Stored dataset items:
[Begin]
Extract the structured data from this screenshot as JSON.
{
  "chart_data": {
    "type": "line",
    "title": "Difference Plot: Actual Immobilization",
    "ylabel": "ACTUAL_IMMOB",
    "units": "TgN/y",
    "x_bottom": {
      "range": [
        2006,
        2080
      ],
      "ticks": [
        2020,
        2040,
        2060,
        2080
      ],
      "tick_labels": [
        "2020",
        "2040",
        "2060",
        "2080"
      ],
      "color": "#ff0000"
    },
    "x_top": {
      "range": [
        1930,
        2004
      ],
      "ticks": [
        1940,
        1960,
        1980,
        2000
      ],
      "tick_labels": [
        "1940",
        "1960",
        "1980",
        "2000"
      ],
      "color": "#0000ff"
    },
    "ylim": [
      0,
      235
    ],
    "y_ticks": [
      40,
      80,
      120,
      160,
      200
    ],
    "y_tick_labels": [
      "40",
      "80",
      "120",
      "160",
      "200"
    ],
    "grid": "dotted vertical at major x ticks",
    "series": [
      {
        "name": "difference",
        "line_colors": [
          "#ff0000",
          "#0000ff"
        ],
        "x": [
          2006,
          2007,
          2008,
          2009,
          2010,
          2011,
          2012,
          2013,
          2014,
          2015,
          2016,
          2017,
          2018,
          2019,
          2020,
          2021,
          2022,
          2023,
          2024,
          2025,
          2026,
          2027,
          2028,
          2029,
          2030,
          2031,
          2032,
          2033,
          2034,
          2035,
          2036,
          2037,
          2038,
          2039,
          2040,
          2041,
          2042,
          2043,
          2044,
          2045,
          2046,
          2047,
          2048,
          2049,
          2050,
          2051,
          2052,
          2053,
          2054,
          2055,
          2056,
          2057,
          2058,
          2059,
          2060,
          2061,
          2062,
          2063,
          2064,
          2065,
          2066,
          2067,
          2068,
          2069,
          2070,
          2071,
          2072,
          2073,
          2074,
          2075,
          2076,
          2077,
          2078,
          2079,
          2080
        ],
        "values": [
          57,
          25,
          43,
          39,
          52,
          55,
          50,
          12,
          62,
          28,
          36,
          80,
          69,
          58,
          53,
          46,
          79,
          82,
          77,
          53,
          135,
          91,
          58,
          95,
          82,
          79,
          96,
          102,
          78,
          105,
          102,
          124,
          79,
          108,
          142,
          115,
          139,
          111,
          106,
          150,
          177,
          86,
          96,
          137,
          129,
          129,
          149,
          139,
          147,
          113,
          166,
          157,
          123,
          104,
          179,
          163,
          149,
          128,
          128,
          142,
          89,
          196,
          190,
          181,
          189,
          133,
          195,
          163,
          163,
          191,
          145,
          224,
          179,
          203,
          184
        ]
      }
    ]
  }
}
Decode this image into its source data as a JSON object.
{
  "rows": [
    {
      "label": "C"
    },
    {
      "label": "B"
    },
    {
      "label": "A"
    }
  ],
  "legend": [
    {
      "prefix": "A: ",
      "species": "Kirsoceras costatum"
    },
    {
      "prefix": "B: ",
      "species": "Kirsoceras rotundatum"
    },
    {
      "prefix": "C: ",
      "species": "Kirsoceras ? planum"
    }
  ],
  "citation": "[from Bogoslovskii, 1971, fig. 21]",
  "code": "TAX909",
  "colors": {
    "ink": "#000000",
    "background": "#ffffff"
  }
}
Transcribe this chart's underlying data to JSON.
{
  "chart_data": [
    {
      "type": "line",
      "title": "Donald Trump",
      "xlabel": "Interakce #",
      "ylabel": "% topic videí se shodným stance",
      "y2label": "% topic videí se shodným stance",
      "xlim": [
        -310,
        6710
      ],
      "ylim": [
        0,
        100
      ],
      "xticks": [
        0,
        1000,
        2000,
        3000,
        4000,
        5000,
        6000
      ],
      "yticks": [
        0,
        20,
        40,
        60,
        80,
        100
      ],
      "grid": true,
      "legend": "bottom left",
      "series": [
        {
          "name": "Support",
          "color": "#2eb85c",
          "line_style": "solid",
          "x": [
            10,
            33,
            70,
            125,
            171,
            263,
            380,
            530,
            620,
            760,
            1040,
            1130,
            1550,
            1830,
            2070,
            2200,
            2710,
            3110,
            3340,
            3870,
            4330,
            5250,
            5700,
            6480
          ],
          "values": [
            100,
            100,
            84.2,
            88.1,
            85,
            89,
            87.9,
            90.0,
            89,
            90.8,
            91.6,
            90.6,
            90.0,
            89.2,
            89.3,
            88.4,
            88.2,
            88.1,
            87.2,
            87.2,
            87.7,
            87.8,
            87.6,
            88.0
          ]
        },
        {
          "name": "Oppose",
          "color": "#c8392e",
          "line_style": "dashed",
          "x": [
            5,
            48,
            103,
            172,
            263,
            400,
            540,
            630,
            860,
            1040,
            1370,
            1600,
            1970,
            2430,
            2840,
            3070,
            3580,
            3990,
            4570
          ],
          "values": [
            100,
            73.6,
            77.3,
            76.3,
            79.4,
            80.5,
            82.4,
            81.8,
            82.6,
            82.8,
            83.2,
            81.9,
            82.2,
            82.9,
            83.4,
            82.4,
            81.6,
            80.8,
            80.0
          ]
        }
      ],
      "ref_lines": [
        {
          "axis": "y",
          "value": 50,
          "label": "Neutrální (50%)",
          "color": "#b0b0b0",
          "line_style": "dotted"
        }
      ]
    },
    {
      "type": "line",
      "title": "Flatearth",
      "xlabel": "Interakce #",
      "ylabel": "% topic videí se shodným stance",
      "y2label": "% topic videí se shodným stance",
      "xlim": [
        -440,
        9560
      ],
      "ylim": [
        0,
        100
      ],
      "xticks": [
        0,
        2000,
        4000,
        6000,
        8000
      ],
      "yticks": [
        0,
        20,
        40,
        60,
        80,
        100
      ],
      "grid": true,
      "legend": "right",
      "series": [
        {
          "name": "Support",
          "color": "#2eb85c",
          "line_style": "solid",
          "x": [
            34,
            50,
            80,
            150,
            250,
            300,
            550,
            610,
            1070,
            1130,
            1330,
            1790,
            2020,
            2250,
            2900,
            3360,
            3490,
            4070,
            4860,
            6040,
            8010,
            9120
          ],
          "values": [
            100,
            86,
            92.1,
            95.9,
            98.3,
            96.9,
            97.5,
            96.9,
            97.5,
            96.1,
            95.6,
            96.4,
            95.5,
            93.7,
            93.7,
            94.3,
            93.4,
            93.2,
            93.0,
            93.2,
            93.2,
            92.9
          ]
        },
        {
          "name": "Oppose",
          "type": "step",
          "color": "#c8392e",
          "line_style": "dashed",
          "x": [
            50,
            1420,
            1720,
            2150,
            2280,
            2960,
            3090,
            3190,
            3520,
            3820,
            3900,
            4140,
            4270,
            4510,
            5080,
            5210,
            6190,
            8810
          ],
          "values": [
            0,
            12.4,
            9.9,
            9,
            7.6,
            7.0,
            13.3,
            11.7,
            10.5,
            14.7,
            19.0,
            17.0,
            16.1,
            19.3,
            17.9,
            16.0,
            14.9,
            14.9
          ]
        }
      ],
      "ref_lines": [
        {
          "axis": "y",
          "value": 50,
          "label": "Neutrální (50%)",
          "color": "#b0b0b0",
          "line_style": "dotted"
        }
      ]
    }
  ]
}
[End]
Using the material above, copy every line in which the string "this" occurs.

◆ RESPONSE BELOW:
Extract the structured data from this screenshot as JSON.
Decode this image into its source data as a JSON object.
Transcribe this chart's underlying data to JSON.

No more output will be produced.